Repeat the material below exactly, line for line.

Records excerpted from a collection
◇ ◇ ◇ ◇

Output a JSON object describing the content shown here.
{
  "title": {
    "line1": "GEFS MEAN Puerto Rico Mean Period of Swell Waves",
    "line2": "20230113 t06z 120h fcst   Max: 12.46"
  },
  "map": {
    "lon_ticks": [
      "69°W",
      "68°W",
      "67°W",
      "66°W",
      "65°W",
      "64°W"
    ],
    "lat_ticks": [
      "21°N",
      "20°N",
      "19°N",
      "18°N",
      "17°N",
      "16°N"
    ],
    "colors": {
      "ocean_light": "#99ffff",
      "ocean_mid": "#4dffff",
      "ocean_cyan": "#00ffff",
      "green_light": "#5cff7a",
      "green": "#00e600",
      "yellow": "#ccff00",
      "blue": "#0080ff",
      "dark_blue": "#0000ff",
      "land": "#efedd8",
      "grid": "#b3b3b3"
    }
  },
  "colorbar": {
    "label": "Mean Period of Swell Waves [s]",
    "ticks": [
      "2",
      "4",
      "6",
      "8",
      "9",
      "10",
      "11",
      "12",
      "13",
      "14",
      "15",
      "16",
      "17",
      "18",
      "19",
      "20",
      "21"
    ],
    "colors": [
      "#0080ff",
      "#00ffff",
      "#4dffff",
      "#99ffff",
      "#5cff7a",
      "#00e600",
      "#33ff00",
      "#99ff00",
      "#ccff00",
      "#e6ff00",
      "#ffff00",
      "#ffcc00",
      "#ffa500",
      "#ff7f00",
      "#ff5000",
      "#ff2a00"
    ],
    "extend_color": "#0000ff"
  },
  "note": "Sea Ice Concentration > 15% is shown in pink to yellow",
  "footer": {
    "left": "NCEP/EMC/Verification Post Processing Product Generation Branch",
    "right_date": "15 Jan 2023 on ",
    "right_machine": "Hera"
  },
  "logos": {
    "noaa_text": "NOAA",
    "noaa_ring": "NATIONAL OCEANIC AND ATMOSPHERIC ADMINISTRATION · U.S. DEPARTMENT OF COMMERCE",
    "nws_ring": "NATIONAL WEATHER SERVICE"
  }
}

◇ ◇ ◇ ◇

### Answer
Output a JSON object describing the content shown here.
{
  "title": {
    "line1": "GEFS MEAN Puerto Rico Mean Period of Swell Waves",
    "line2": "20230113 t06z 120h fcst   Max: 12.46"
  },
  "map": {
    "lon_ticks": [
      "69°W",
      "68°W",
      "67°W",
      "66°W",
      "65°W",
      "64°W"
    ],
    "lat_ticks": [
      "21°N",
      "20°N",
      "19°N",
      "18°N",
      "17°N",
      "16°N"
    ],
    "colors": {
      "ocean_light": "#99ffff",
      "ocean_mid": "#4dffff",
      "ocean_cyan": "#00ffff",
      "green_light": "#5cff7a",
      "green": "#00e600",
      "yellow": "#ccff00",
      "blue": "#0080ff",
      "dark_blue": "#0000ff",
      "land": "#efedd8",
      "grid": "#b3b3b3"
    }
  },
  "colorbar": {
    "label": "Mean Period of Swell Waves [s]",
    "ticks": [
      "2",
      "4",
      "6",
      "8",
      "9",
      "10",
      "11",
      "12",
      "13",
      "14",
      "15",
      "16",
      "17",
      "18",
      "19",
      "20",
      "21"
    ],
    "colors": [
      "#0080ff",
      "#00ffff",
      "#4dffff",
      "#99ffff",
      "#5cff7a",
      "#00e600",
      "#33ff00",
      "#99ff00",
      "#ccff00",
      "#e6ff00",
      "#ffff00",
      "#ffcc00",
      "#ffa500",
      "#ff7f00",
      "#ff5000",
      "#ff2a00"
    ],
    "extend_color": "#0000ff"
  },
  "note": "Sea Ice Concentration > 15% is shown in pink to yellow",
  "footer": {
    "left": "NCEP/EMC/Verification Post Processing Product Generation Branch",
    "right_date": "15 Jan 2023 on ",
    "right_machine": "Hera"
  },
  "logos": {
    "noaa_text": "NOAA",
    "noaa_ring": "NATIONAL OCEANIC AND ATMOSPHERIC ADMINISTRATION · U.S. DEPARTMENT OF COMMERCE",
    "nws_ring": "NATIONAL WEATHER SERVICE"
  }
}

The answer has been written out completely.